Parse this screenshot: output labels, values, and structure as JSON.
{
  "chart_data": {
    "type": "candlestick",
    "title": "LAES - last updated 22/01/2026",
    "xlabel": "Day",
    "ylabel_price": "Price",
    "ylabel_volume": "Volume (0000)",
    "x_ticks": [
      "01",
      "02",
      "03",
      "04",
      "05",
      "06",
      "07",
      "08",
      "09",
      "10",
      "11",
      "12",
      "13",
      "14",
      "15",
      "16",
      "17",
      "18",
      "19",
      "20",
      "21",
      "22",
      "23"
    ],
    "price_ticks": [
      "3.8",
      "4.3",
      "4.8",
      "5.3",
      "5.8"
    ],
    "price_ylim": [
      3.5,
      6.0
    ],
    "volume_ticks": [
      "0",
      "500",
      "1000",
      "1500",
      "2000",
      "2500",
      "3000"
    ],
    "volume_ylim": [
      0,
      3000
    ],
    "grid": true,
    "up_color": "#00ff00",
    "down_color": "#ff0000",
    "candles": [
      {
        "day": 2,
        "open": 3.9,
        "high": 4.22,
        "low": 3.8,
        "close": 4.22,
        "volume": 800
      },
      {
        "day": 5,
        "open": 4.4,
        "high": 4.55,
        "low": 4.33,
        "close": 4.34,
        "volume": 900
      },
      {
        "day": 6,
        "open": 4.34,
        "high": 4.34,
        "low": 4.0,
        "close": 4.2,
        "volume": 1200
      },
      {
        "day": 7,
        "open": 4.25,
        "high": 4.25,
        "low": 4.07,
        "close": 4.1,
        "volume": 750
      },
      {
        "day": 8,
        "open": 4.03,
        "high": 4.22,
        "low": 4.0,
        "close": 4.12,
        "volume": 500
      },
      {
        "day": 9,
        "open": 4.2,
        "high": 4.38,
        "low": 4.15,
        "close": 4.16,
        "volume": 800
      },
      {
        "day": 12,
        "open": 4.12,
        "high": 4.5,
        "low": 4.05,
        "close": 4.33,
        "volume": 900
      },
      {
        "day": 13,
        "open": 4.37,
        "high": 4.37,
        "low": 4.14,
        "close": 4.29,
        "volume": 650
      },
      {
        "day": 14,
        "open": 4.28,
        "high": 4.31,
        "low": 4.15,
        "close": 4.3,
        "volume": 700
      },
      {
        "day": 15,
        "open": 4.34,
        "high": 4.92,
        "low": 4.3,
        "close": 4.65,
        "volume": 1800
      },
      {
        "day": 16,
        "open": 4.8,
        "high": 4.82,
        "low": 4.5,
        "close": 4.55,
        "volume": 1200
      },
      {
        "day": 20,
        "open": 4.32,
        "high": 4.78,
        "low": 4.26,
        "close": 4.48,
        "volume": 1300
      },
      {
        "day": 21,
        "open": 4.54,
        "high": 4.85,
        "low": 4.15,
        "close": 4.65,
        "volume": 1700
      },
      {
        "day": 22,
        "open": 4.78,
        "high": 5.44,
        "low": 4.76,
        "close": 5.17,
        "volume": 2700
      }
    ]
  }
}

→ Your goal
Write out the data exactly as it stands.

→ Written response
Parse this screenshot: output labels, values, and structure as JSON.
{
  "chart_data": {
    "type": "candlestick",
    "title": "LAES - last updated 22/01/2026",
    "xlabel": "Day",
    "ylabel_price": "Price",
    "ylabel_volume": "Volume (0000)",
    "x_ticks": [
      "01",
      "02",
      "03",
      "04",
      "05",
      "06",
      "07",
      "08",
      "09",
      "10",
      "11",
      "12",
      "13",
      "14",
      "15",
      "16",
      "17",
      "18",
      "19",
      "20",
      "21",
      "22",
      "23"
    ],
    "price_ticks": [
      "3.8",
      "4.3",
      "4.8",
      "5.3",
      "5.8"
    ],
    "price_ylim": [
      3.5,
      6.0
    ],
    "volume_ticks": [
      "0",
      "500",
      "1000",
      "1500",
      "2000",
      "2500",
      "3000"
    ],
    "volume_ylim": [
      0,
      3000
    ],
    "grid": true,
    "up_color": "#00ff00",
    "down_color": "#ff0000",
    "candles": [
      {
        "day": 2,
        "open": 3.9,
        "high": 4.22,
        "low": 3.8,
        "close": 4.22,
        "volume": 800
      },
      {
        "day": 5,
        "open": 4.4,
        "high": 4.55,
        "low": 4.33,
        "close": 4.34,
        "volume": 900
      },
      {
        "day": 6,
        "open": 4.34,
        "high": 4.34,
        "low": 4.0,
        "close": 4.2,
        "volume": 1200
      },
      {
        "day": 7,
        "open": 4.25,
        "high": 4.25,
        "low": 4.07,
        "close": 4.1,
        "volume": 750
      },
      {
        "day": 8,
        "open": 4.03,
        "high": 4.22,
        "low": 4.0,
        "close": 4.12,
        "volume": 500
      },
      {
        "day": 9,
        "open": 4.2,
        "high": 4.38,
        "low": 4.15,
        "close": 4.16,
        "volume": 800
      },
      {
        "day": 12,
        "open": 4.12,
        "high": 4.5,
        "low": 4.05,
        "close": 4.33,
        "volume": 900
      },
      {
        "day": 13,
        "open": 4.37,
        "high": 4.37,
        "low": 4.14,
        "close": 4.29,
        "volume": 650
      },
      {
        "day": 14,
        "open": 4.28,
        "high": 4.31,
        "low": 4.15,
        "close": 4.3,
        "volume": 700
      },
      {
        "day": 15,
        "open": 4.34,
        "high": 4.92,
        "low": 4.3,
        "close": 4.65,
        "volume": 1800
      },
      {
        "day": 16,
        "open": 4.8,
        "high": 4.82,
        "low": 4.5,
        "close": 4.55,
        "volume": 1200
      },
      {
        "day": 20,
        "open": 4.32,
        "high": 4.78,
        "low": 4.26,
        "close": 4.48,
        "volume": 1300
      },
      {
        "day": 21,
        "open": 4.54,
        "high": 4.85,
        "low": 4.15,
        "close": 4.65,
        "volume": 1700
      },
      {
        "day": 22,
        "open": 4.78,
        "high": 5.44,
        "low": 4.76,
        "close": 5.17,
        "volume": 2700
      }
    ]
  }
}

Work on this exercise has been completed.